TASK REQUIREMENTS: Each record that follows should be repeated exactly, minus any images.

┌──

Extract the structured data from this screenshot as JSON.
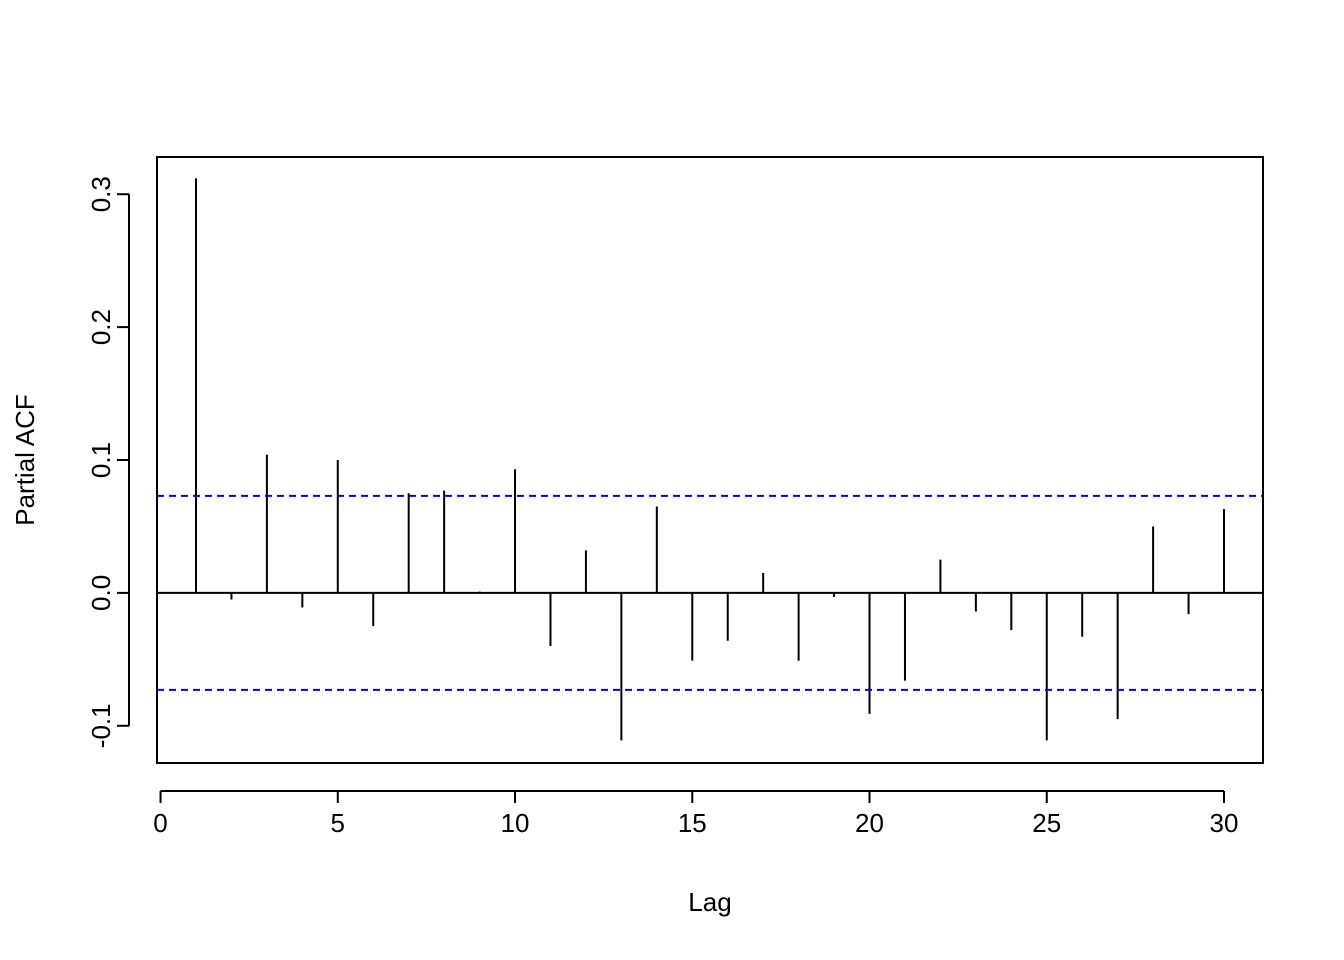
{
  "chart_data": {
    "type": "bar",
    "title": "",
    "xlabel": "Lag",
    "ylabel": "Partial ACF",
    "xlim": [
      -0.1,
      31.1
    ],
    "ylim": [
      -0.128,
      0.328
    ],
    "x_ticks": [
      0,
      5,
      10,
      15,
      20,
      25,
      30
    ],
    "x_tick_labels": [
      "0",
      "5",
      "10",
      "15",
      "20",
      "25",
      "30"
    ],
    "y_ticks": [
      -0.1,
      0.0,
      0.1,
      0.2,
      0.3
    ],
    "y_tick_labels": [
      "-0.1",
      "0.0",
      "0.1",
      "0.2",
      "0.3"
    ],
    "zero_line": 0.0,
    "confidence_bounds": [
      0.073,
      -0.073
    ],
    "colors": {
      "spikes": "#000000",
      "bounds": "#0000ff",
      "frame": "#000000"
    },
    "lags": [
      1,
      2,
      3,
      4,
      5,
      6,
      7,
      8,
      9,
      10,
      11,
      12,
      13,
      14,
      15,
      16,
      17,
      18,
      19,
      20,
      21,
      22,
      23,
      24,
      25,
      26,
      27,
      28,
      29,
      30
    ],
    "values": [
      0.312,
      -0.005,
      0.104,
      -0.011,
      0.1,
      -0.025,
      0.075,
      0.077,
      0.001,
      0.093,
      -0.04,
      0.032,
      -0.111,
      0.065,
      -0.051,
      -0.036,
      0.015,
      -0.051,
      -0.003,
      -0.091,
      -0.066,
      0.025,
      -0.014,
      -0.028,
      -0.111,
      -0.033,
      -0.095,
      0.05,
      -0.016,
      0.063
    ]
  }
}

└──

WRITTEN RESPONSE:
Extract the structured data from this screenshot as JSON.
{
  "chart_data": {
    "type": "bar",
    "title": "",
    "xlabel": "Lag",
    "ylabel": "Partial ACF",
    "xlim": [
      -0.1,
      31.1
    ],
    "ylim": [
      -0.128,
      0.328
    ],
    "x_ticks": [
      0,
      5,
      10,
      15,
      20,
      25,
      30
    ],
    "x_tick_labels": [
      "0",
      "5",
      "10",
      "15",
      "20",
      "25",
      "30"
    ],
    "y_ticks": [
      -0.1,
      0.0,
      0.1,
      0.2,
      0.3
    ],
    "y_tick_labels": [
      "-0.1",
      "0.0",
      "0.1",
      "0.2",
      "0.3"
    ],
    "zero_line": 0.0,
    "confidence_bounds": [
      0.073,
      -0.073
    ],
    "colors": {
      "spikes": "#000000",
      "bounds": "#0000ff",
      "frame": "#000000"
    },
    "lags": [
      1,
      2,
      3,
      4,
      5,
      6,
      7,
      8,
      9,
      10,
      11,
      12,
      13,
      14,
      15,
      16,
      17,
      18,
      19,
      20,
      21,
      22,
      23,
      24,
      25,
      26,
      27,
      28,
      29,
      30
    ],
    "values": [
      0.312,
      -0.005,
      0.104,
      -0.011,
      0.1,
      -0.025,
      0.075,
      0.077,
      0.001,
      0.093,
      -0.04,
      0.032,
      -0.111,
      0.065,
      -0.051,
      -0.036,
      0.015,
      -0.051,
      -0.003,
      -0.091,
      -0.066,
      0.025,
      -0.014,
      -0.028,
      -0.111,
      -0.033,
      -0.095,
      0.05,
      -0.016,
      0.063
    ]
  }
}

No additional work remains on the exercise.